Structured figure records:
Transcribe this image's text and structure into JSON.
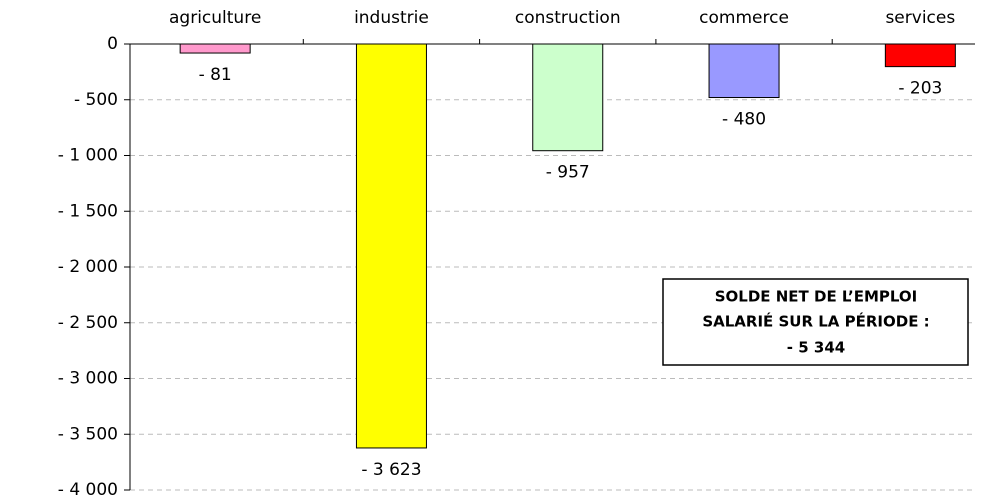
{
  "chart_data": {
    "type": "bar",
    "categories": [
      "agriculture",
      "industrie",
      "construction",
      "commerce",
      "services"
    ],
    "values": [
      -81,
      -3623,
      -957,
      -480,
      -203
    ],
    "value_labels": [
      "- 81",
      "- 3 623",
      "- 957",
      "- 480",
      "- 203"
    ],
    "colors": [
      "#ff99cc",
      "#ffff00",
      "#ccffcc",
      "#9999ff",
      "#ff0000"
    ],
    "ylim": [
      -4000,
      0
    ],
    "yticks": [
      0,
      {
        "value": -500,
        "label": "- 500"
      },
      {
        "value": -1000,
        "label": "- 1 000"
      },
      {
        "value": -1500,
        "label": "- 1 500"
      },
      {
        "value": -2000,
        "label": "- 2 000"
      },
      {
        "value": -2500,
        "label": "- 2 500"
      },
      {
        "value": -3000,
        "label": "- 3 000"
      },
      {
        "value": -3500,
        "label": "- 3 500"
      },
      {
        "value": -4000,
        "label": "- 4 000"
      }
    ],
    "grid": true,
    "annotation": [
      "SOLDE NET DE L’EMPLOI",
      "SALARIÉ SUR LA PÉRIODE :",
      "- 5 344"
    ]
  }
}
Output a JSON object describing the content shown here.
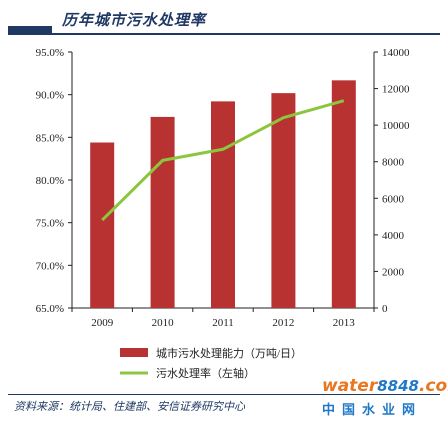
{
  "title": "历年城市污水处理率",
  "source": "资料来源：统计局、住建部、安信证券研究中心",
  "watermark": {
    "brand": "water",
    "brand_number": "8848",
    "brand_suffix": ".com",
    "cn": "中国水业网"
  },
  "colors": {
    "bar": "#b83232",
    "line": "#8cc63f",
    "title": "#1f3864",
    "axis": "#222222"
  },
  "chart_data": {
    "type": "bar",
    "categories": [
      "2009",
      "2010",
      "2011",
      "2012",
      "2013"
    ],
    "series": [
      {
        "name": "城市污水处理能力（万吨/日）",
        "type": "bar",
        "axis": "right",
        "values": [
          9050,
          10450,
          11300,
          11750,
          12450
        ]
      },
      {
        "name": "污水处理率（左轴）",
        "type": "line",
        "axis": "left",
        "values": [
          75.3,
          82.3,
          83.6,
          87.3,
          89.3
        ]
      }
    ],
    "y_left": {
      "lim": [
        65,
        95
      ],
      "ticks": [
        65,
        70,
        75,
        80,
        85,
        90,
        95
      ],
      "tick_labels": [
        "65.0%",
        "70.0%",
        "75.0%",
        "80.0%",
        "85.0%",
        "90.0%",
        "95.0%"
      ]
    },
    "y_right": {
      "lim": [
        0,
        14000
      ],
      "ticks": [
        0,
        2000,
        4000,
        6000,
        8000,
        10000,
        12000,
        14000
      ],
      "tick_labels": [
        "0",
        "2000",
        "4000",
        "6000",
        "8000",
        "10000",
        "12000",
        "14000"
      ]
    },
    "legend_position": "bottom",
    "grid": false
  }
}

> [Direction]
Print, exactly and only, the lines running from the line with "Output a JSON" through the last line of the data, including both. Skip any picture.

> [Reply]
Output a JSON object describing the content shown here.
{
  "title": "历年城市污水处理率",
  "source": "资料来源：统计局、住建部、安信证券研究中心",
  "watermark": {
    "brand": "water",
    "brand_number": "8848",
    "brand_suffix": ".com",
    "cn": "中国水业网"
  },
  "colors": {
    "bar": "#b83232",
    "line": "#8cc63f",
    "title": "#1f3864",
    "axis": "#222222"
  },
  "chart_data": {
    "type": "bar",
    "categories": [
      "2009",
      "2010",
      "2011",
      "2012",
      "2013"
    ],
    "series": [
      {
        "name": "城市污水处理能力（万吨/日）",
        "type": "bar",
        "axis": "right",
        "values": [
          9050,
          10450,
          11300,
          11750,
          12450
        ]
      },
      {
        "name": "污水处理率（左轴）",
        "type": "line",
        "axis": "left",
        "values": [
          75.3,
          82.3,
          83.6,
          87.3,
          89.3
        ]
      }
    ],
    "y_left": {
      "lim": [
        65,
        95
      ],
      "ticks": [
        65,
        70,
        75,
        80,
        85,
        90,
        95
      ],
      "tick_labels": [
        "65.0%",
        "70.0%",
        "75.0%",
        "80.0%",
        "85.0%",
        "90.0%",
        "95.0%"
      ]
    },
    "y_right": {
      "lim": [
        0,
        14000
      ],
      "ticks": [
        0,
        2000,
        4000,
        6000,
        8000,
        10000,
        12000,
        14000
      ],
      "tick_labels": [
        "0",
        "2000",
        "4000",
        "6000",
        "8000",
        "10000",
        "12000",
        "14000"
      ]
    },
    "legend_position": "bottom",
    "grid": false
  }
}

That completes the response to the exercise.